— start of Material for this exercise —
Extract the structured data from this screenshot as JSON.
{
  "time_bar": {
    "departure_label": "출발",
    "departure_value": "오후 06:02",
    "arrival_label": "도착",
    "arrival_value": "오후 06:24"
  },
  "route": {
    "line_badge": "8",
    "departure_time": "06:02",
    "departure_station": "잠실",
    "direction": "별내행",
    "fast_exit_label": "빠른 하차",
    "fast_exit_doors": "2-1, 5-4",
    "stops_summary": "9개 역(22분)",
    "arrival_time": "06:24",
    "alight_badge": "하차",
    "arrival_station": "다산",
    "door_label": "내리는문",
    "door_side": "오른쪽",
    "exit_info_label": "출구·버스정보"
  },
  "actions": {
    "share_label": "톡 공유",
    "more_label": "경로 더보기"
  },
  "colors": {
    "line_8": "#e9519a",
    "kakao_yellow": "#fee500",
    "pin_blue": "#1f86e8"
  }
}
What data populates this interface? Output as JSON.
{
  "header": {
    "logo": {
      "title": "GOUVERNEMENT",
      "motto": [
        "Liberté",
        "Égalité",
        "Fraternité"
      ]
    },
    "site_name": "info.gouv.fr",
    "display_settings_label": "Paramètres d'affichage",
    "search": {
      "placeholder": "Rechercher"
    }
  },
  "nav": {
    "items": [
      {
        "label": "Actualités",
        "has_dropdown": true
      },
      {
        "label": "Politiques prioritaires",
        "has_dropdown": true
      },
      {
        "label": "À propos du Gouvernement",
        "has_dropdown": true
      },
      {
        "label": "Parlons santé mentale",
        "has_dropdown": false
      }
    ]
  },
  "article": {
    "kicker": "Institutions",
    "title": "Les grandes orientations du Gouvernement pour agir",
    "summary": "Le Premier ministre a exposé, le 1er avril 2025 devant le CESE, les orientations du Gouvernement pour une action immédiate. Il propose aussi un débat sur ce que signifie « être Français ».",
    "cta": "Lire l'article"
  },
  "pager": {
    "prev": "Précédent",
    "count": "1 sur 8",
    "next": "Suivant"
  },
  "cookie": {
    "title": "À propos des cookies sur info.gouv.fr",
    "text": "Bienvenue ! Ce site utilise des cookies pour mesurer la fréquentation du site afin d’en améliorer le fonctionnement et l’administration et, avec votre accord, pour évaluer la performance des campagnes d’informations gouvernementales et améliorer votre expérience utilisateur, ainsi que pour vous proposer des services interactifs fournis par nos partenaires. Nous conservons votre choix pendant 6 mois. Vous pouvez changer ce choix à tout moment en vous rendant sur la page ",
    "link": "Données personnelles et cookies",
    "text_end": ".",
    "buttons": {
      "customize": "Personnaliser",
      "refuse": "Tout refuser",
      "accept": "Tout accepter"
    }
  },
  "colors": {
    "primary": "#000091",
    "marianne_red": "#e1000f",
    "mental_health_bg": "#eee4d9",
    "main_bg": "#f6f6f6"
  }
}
— end of Material for this exercise —
Reproduce the material precisely, including every line.

Extract the structured data from this screenshot as JSON.
{
  "time_bar": {
    "departure_label": "출발",
    "departure_value": "오후 06:02",
    "arrival_label": "도착",
    "arrival_value": "오후 06:24"
  },
  "route": {
    "line_badge": "8",
    "departure_time": "06:02",
    "departure_station": "잠실",
    "direction": "별내행",
    "fast_exit_label": "빠른 하차",
    "fast_exit_doors": "2-1, 5-4",
    "stops_summary": "9개 역(22분)",
    "arrival_time": "06:24",
    "alight_badge": "하차",
    "arrival_station": "다산",
    "door_label": "내리는문",
    "door_side": "오른쪽",
    "exit_info_label": "출구·버스정보"
  },
  "actions": {
    "share_label": "톡 공유",
    "more_label": "경로 더보기"
  },
  "colors": {
    "line_8": "#e9519a",
    "kakao_yellow": "#fee500",
    "pin_blue": "#1f86e8"
  }
}
What data populates this interface? Output as JSON.
{
  "header": {
    "logo": {
      "title": "GOUVERNEMENT",
      "motto": [
        "Liberté",
        "Égalité",
        "Fraternité"
      ]
    },
    "site_name": "info.gouv.fr",
    "display_settings_label": "Paramètres d'affichage",
    "search": {
      "placeholder": "Rechercher"
    }
  },
  "nav": {
    "items": [
      {
        "label": "Actualités",
        "has_dropdown": true
      },
      {
        "label": "Politiques prioritaires",
        "has_dropdown": true
      },
      {
        "label": "À propos du Gouvernement",
        "has_dropdown": true
      },
      {
        "label": "Parlons santé mentale",
        "has_dropdown": false
      }
    ]
  },
  "article": {
    "kicker": "Institutions",
    "title": "Les grandes orientations du Gouvernement pour agir",
    "summary": "Le Premier ministre a exposé, le 1er avril 2025 devant le CESE, les orientations du Gouvernement pour une action immédiate. Il propose aussi un débat sur ce que signifie « être Français ».",
    "cta": "Lire l'article"
  },
  "pager": {
    "prev": "Précédent",
    "count": "1 sur 8",
    "next": "Suivant"
  },
  "cookie": {
    "title": "À propos des cookies sur info.gouv.fr",
    "text": "Bienvenue ! Ce site utilise des cookies pour mesurer la fréquentation du site afin d’en améliorer le fonctionnement et l’administration et, avec votre accord, pour évaluer la performance des campagnes d’informations gouvernementales et améliorer votre expérience utilisateur, ainsi que pour vous proposer des services interactifs fournis par nos partenaires. Nous conservons votre choix pendant 6 mois. Vous pouvez changer ce choix à tout moment en vous rendant sur la page ",
    "link": "Données personnelles et cookies",
    "text_end": ".",
    "buttons": {
      "customize": "Personnaliser",
      "refuse": "Tout refuser",
      "accept": "Tout accepter"
    }
  },
  "colors": {
    "primary": "#000091",
    "marianne_red": "#e1000f",
    "mental_health_bg": "#eee4d9",
    "main_bg": "#f6f6f6"
  }
}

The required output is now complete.